Engineers Syndicate calls to stop demolition of Imam al-Shafi'i cemetery - Egypt Independent

https://www.egyptindependent.com/engineers-syndicate-calls-to-stop-demolition-of-imam-al-shafii-cemetery/

Engineers Syndicate calls to stop demolition of Imam al-Shafi'i cemetery

The Engineers Syndicate has formed several urgent committees of specialized architectural experts and all relevant parties to investigate the demolition of the Imam al-Shafi'i cemetery, an important part of Cairo's heritage, and to communicate with all relevant parties to investigate the matter and prepare a comprehensive report.

Several members of the House of Representatives submitted urgent requests for further information and statements to stop the demolition.

Protecting Cairo's heritage

The Engineers Syndicate stressed that the demolition and removal of historical buildings is a waste of irreplaceable heritage.

The union explained that it fears the obliteration of Cairo's historical landmarks and the implementation of construction operations that are incompatible with the area, in violation of the president's decisions on preserving national heritage.

The syndicate expressed its readiness to participate in the restoration of what was demolished and to preserve what remains, alongside creating paths and converting the area into shrines.

Parliament members call for answers

A member of the House of Representatives for the Egyptian Social Democratic Party, Samira al-Gazzar, submitted an urgent statement to the Speaker of the House of Representatives regarding the demolition of the cemetery of Imam al-Shafi'i.

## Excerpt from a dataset
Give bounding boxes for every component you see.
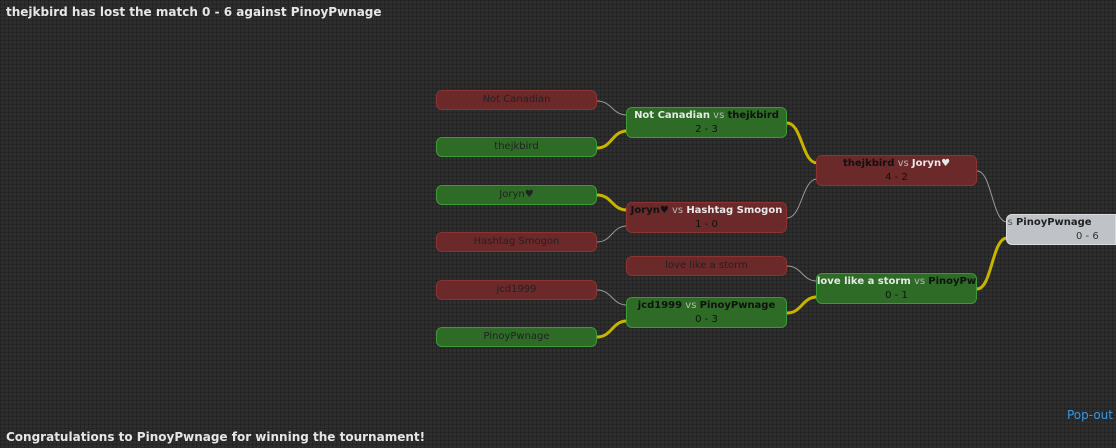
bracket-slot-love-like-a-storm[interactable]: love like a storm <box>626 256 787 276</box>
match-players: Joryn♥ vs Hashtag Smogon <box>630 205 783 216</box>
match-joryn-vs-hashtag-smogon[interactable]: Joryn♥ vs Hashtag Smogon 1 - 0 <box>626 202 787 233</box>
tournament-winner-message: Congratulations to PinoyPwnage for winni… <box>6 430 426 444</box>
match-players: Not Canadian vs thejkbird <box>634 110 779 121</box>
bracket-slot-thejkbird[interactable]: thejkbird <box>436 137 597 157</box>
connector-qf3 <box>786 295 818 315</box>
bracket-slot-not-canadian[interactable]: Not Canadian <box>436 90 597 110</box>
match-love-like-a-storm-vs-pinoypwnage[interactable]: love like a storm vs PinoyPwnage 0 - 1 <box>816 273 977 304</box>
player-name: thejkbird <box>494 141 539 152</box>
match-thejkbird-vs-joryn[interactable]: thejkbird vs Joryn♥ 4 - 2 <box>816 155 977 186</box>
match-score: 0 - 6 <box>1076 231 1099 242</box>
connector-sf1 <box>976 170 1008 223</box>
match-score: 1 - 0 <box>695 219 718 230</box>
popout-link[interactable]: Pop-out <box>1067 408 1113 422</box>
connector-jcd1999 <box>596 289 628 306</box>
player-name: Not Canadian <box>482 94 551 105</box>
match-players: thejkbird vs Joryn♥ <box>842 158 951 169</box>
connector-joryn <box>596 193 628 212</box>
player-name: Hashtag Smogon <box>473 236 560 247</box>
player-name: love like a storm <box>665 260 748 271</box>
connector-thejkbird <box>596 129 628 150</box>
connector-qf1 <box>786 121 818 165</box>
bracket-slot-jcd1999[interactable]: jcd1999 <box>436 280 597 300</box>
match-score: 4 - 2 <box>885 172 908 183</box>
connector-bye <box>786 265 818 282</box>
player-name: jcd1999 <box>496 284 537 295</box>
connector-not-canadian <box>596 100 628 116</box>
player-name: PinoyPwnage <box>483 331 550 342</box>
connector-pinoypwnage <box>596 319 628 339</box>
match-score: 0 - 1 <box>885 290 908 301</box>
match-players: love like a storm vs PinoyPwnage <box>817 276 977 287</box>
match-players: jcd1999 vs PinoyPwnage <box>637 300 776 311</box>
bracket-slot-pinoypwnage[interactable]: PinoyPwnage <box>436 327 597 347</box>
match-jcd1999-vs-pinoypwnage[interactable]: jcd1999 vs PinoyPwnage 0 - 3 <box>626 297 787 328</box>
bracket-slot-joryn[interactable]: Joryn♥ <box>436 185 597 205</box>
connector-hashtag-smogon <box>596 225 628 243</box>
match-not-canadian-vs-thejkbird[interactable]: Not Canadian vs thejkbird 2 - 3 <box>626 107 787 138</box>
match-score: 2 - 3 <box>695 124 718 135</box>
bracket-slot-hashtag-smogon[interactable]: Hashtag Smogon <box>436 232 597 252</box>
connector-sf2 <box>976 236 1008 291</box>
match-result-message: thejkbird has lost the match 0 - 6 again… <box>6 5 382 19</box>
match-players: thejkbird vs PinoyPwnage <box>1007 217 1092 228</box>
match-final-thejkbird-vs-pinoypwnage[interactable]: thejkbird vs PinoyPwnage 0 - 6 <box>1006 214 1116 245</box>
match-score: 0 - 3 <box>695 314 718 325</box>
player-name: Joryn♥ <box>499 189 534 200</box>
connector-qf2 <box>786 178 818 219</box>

---

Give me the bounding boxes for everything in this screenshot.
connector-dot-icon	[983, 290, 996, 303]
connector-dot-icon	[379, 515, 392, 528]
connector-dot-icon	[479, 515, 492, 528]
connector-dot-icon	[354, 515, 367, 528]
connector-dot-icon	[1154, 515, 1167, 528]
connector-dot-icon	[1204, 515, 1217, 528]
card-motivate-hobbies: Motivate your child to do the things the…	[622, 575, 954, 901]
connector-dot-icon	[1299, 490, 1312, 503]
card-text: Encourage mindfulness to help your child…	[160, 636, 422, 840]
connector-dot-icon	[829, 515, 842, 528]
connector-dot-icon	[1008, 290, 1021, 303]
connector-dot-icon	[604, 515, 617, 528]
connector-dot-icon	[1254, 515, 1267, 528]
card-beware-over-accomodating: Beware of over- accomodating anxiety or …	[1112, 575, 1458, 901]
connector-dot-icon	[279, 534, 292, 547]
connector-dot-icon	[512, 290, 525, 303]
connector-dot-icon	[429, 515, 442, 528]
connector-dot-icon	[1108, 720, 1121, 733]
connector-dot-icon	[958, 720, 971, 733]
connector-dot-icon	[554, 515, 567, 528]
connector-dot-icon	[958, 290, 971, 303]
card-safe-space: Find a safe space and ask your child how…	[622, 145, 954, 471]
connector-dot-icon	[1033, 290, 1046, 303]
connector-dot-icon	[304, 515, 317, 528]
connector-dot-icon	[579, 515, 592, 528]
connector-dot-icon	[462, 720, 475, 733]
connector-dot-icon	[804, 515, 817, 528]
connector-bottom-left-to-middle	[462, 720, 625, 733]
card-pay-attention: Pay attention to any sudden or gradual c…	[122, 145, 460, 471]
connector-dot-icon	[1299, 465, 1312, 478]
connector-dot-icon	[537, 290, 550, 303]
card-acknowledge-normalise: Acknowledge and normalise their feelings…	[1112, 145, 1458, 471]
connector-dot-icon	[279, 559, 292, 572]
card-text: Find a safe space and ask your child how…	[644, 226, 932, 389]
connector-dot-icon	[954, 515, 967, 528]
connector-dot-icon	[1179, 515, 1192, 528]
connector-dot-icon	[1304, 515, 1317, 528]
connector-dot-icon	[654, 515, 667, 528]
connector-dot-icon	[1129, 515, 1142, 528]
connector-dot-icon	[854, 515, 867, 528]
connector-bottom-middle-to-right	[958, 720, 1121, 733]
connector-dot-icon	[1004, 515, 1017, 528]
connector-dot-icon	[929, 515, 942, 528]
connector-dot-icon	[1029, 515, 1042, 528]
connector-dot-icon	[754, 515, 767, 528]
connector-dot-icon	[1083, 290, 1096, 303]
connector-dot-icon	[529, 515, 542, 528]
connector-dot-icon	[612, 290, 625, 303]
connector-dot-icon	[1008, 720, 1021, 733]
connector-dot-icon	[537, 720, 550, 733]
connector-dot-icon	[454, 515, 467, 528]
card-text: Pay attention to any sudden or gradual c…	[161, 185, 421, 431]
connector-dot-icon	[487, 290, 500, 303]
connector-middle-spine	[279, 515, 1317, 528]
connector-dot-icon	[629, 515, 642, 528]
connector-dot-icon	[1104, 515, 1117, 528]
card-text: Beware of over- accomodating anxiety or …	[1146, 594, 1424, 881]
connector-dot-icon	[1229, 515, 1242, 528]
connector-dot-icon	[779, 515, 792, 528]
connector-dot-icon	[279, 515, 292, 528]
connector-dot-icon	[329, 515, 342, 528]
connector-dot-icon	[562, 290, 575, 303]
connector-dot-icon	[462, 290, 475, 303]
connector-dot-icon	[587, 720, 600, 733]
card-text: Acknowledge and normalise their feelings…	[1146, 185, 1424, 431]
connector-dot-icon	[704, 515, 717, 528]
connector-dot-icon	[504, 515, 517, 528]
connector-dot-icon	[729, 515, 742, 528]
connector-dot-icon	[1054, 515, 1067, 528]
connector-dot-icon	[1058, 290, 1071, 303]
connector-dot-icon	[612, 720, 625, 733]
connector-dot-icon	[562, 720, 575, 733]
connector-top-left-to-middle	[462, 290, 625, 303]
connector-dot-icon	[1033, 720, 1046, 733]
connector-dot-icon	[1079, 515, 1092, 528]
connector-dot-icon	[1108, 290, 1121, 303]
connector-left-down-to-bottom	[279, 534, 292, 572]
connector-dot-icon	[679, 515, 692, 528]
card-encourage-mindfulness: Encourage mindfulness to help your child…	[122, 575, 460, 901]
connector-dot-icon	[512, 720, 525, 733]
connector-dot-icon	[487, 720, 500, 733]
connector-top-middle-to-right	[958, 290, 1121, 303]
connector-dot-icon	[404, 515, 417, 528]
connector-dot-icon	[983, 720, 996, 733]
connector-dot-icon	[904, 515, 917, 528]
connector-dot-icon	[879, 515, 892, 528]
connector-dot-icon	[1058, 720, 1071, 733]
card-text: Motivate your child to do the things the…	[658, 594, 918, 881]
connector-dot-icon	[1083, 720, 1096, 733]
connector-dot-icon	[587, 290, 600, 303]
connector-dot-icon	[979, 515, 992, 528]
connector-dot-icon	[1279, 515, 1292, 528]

--

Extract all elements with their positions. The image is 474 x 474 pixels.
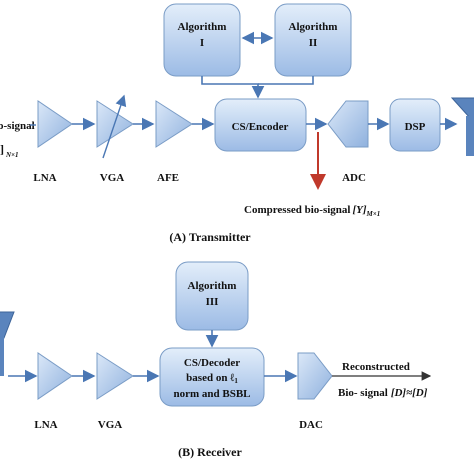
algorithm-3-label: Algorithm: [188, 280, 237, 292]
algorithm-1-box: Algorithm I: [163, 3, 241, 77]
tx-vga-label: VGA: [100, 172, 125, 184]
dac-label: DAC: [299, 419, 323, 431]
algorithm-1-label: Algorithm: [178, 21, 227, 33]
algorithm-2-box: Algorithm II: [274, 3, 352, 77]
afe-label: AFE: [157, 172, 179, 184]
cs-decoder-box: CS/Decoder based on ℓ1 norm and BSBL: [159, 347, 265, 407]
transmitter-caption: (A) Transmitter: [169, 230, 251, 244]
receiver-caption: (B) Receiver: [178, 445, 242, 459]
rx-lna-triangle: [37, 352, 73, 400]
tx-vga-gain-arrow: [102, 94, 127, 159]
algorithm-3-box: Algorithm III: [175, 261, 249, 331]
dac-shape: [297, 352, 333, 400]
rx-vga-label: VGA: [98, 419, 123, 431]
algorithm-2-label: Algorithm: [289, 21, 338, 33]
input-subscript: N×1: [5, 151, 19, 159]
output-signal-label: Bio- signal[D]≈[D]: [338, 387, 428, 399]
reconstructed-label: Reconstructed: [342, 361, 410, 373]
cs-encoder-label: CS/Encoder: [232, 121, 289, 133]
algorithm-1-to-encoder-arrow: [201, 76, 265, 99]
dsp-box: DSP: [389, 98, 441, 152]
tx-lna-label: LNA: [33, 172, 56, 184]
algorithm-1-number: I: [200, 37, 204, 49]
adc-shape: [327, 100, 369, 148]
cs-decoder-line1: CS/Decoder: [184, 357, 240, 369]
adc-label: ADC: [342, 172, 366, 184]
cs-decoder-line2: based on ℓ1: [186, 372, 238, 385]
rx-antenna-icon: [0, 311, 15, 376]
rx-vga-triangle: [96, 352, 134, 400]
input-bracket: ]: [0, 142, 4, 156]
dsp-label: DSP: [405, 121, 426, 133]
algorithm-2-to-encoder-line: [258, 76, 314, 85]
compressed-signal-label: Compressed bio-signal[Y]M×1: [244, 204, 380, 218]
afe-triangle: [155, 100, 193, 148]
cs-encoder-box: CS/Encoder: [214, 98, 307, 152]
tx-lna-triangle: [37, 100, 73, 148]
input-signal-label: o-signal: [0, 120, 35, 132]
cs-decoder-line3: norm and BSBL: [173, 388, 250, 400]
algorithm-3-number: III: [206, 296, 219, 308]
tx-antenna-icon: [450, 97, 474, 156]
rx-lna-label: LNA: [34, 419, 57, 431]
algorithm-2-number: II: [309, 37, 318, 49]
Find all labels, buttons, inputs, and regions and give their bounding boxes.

## Given request A
According to the article on the Imam al-Shafi'i cemetery, which party does Samira al-Gazzar represent in the House of Representatives?
## Given request B
Continue the article on the Imam al-Shafi'i cemetery from its final sentence.

## Final answer A
She represents the Egyptian Social Democratic Party.

## Final answer B
She said that the dome of "Nam Shadh Qadin" and the tombs of Halim Pasha, son of Muhammad Ali Pasha, were demolished despite being architectural masterpieces.

Gazzar slammed the erasure of heritage without consulting the people, which she warned will lead to overwhelming backlash.

Another member of the House of Representatives, Amira Abu-Shoqa, demanded that those responsible for demolishing the cemetery of Imam al-Shafi'i be held accountable, and that the unique heritage domes be transferred much like the dome of "Ruqayya Dodo".

She expressed her deep sadness over the demolition of tombs with unique architectural styles worldwide, in order to establish "national projects".

In a request for a briefing to the Speaker of the House of Representatives, addressed to the Minister of Tourism and Antiquities, the Governor of Cairo, and the Head of the National Authority for Urban Coordination, Abu-Shoqa asked about the results of the work of the committee that President Abdel Fattah al-Sisi ordered to be formed in June 2023, to evaluate the issue of transferring the cemeteries of Sayyida Nafisa and Imam Al-Shafi'i areas, especially since they constitute an essential part of the Egyptian identity.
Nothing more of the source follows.